REQUIRED TASKS:
[A] Answer these questions from the cockapoo forum thread:
(i) Where does Laura(L)Izzie say there are cockapoo rescues?
(ii) Which coat does JoJo call gorgeous?
(iii) Why did a breeder take the one-year-old female dog to the many tears animal sanctuary?
[B] List the usernames that head the posts in the cockapoo forum thread.

PAGE:
[start]
Our messages must have posted at the same time....I know how disapointed you must be. Will keep an eye out for you - you have to be sooo quick!


----------



## Laura(L)Izzie (Sep 9, 2011)

Oh i'm so sorry to hear! 
They really are such popular breeds of dogs!
As I said, some pet owners are very bitter towards how popular cross breeds are & make it sound like they all end up in rescues, but it just isn't the case!
There are no adult cockapoos for sale where i've looked! 
I know they have cockapoo rescues in America though, but that's not here is it! Lol


----------



## JoJo (Mar 2, 2011)

I liked the choccy F1b girl .. has she gone too?

The F1b coat is gorgeous .. I think there should be more F1b breed..


----------



## colpa110 (Jul 5, 2011)

Vicky

There is a one year old female dog in the many tears animal sanctuary...
it's been taken there by a breeder because she was not a good mum.
[end]
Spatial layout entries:
[start]
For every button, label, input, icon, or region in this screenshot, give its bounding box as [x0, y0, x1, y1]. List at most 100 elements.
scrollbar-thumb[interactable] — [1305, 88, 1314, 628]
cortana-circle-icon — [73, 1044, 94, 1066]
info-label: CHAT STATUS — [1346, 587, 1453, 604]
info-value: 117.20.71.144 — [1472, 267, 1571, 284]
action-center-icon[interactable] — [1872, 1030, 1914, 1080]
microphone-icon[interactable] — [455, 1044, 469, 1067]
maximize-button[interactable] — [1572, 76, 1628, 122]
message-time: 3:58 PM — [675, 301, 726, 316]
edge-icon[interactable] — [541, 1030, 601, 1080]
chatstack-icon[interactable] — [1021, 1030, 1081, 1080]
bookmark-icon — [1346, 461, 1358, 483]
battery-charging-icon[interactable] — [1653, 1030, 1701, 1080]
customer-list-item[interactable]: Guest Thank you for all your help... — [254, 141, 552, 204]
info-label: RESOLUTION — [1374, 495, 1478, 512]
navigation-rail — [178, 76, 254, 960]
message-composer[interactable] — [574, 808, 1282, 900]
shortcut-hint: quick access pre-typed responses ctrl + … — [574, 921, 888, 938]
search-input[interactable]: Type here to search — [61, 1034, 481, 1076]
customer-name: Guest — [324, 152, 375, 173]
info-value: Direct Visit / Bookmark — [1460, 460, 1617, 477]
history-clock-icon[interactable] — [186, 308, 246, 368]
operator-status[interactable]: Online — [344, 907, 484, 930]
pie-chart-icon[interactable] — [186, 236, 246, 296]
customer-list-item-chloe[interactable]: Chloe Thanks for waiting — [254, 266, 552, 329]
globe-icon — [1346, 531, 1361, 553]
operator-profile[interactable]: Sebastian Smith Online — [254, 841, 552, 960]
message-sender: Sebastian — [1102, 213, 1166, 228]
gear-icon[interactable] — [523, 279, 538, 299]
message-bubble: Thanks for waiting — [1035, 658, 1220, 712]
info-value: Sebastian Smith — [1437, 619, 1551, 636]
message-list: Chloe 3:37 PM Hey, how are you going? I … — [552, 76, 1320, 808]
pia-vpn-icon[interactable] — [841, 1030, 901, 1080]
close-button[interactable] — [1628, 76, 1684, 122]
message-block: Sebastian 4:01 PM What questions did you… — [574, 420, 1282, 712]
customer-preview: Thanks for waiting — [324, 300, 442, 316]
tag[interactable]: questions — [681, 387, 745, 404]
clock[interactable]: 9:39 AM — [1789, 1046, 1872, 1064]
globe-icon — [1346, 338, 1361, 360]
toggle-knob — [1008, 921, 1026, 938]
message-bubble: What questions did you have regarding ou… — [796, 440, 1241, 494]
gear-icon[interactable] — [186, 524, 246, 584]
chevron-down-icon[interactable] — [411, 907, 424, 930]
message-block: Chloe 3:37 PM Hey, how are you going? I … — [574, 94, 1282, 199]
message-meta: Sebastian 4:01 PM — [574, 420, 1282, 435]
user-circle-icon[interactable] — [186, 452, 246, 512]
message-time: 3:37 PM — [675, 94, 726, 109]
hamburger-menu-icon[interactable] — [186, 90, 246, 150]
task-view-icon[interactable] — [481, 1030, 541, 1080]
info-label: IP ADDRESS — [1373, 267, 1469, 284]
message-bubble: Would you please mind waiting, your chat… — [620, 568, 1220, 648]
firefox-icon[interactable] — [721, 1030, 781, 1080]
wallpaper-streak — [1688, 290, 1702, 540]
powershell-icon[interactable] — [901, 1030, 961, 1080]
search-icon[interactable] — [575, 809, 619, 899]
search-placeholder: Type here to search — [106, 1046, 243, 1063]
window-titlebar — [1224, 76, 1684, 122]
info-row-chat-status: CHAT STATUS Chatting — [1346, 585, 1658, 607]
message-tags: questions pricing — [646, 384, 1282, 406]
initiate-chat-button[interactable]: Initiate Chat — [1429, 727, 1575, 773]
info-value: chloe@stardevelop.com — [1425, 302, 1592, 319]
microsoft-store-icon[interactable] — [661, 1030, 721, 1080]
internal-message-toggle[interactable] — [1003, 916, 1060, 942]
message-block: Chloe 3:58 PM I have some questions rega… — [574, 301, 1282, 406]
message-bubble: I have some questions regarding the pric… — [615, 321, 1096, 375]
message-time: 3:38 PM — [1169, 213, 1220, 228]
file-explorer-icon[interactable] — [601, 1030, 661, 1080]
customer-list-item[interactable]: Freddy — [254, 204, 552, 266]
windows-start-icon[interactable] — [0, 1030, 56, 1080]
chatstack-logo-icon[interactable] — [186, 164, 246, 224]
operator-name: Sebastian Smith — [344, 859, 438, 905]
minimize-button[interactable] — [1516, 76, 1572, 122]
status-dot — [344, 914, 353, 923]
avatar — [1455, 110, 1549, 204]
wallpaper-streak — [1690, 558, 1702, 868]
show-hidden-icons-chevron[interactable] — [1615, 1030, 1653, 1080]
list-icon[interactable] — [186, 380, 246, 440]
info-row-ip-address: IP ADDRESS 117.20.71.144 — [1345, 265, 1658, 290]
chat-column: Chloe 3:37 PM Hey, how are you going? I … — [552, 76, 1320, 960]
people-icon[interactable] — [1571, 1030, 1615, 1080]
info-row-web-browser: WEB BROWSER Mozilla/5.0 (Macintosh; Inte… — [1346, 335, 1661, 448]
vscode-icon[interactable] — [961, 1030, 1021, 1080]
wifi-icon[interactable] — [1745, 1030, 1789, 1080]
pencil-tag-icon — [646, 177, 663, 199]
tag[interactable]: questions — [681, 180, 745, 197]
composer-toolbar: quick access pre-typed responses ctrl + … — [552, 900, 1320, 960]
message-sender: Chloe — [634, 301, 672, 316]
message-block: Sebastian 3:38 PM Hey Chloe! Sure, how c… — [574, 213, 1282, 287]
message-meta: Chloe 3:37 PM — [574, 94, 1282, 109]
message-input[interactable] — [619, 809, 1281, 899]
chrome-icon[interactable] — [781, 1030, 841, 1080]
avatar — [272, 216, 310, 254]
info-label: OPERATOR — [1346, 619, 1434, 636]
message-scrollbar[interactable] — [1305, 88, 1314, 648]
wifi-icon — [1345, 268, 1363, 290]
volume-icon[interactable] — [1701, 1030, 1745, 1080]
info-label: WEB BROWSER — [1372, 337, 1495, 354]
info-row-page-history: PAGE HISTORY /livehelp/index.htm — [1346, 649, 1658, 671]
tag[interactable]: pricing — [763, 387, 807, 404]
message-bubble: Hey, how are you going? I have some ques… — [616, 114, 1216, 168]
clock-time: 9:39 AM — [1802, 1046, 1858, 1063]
[end]
SET OF ANSWERS:
[A]
(i) In America
(ii) The F1b coat
(iii) She was not a good mum.

[B] Laura(L)Izzie, JoJo, colpa110